Document page image records
::::

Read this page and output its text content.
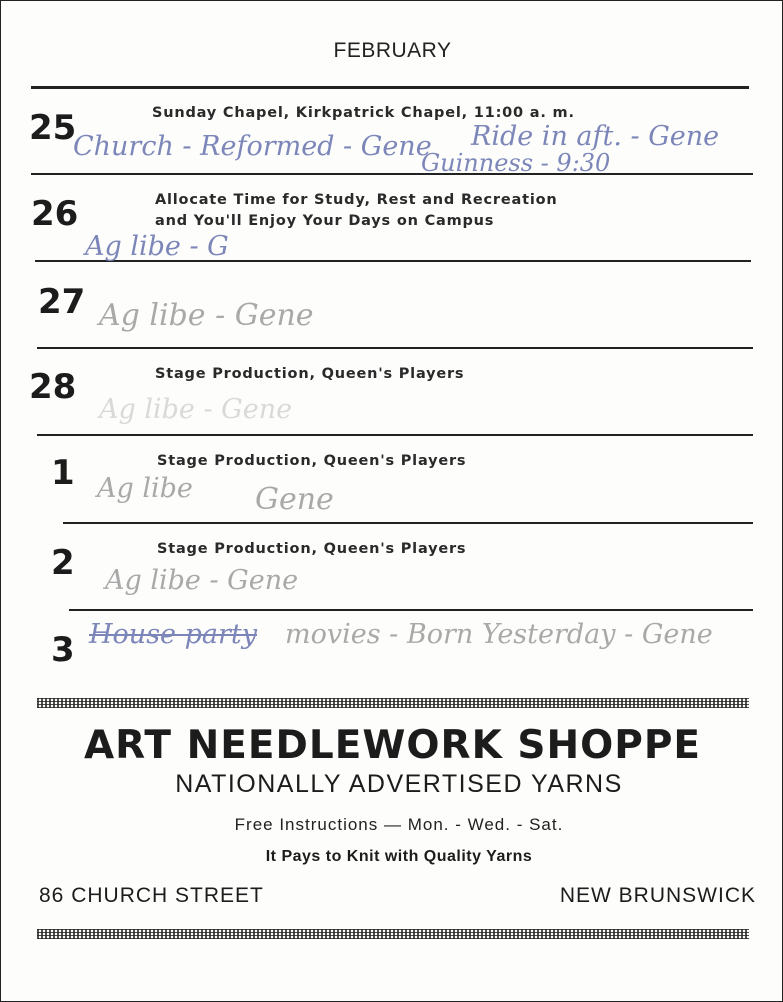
FEBRUARY
25	Sunday Chapel, Kirkpatrick Chapel, 11:00 a. m.
Church - Reformed - Gene Ride in aft. - Gene
Guinness - 9:30
26	Allocate Time for Study, Rest and Recreation
and You'll Enjoy Your Days on Campus
Ag libe - G
27 Ag libe - Gene
28	Stage Production, Queen's Players
Ag libe - Gene
1	Stage Production, Queen's Players
Ag libe Gene
2	Stage Production, Queen's Players
Ag libe - Gene
3 House party movies - Born Yesterday - Gene
ART NEEDLEWORK SHOPPE
NATIONALLY ADVERTISED YARNS
Free Instructions — Mon. - Wed. - Sat.
It Pays to Knit with Quality Yarns
86 CHURCH STREET	NEW BRUNSWICK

::::

Exercise aim ▸
Each line above where the word "Queen" occurs should be copied out.

Exercise result ▸
28	Stage Production, Queen's Players
1	Stage Production, Queen's Players
2	Stage Production, Queen's Players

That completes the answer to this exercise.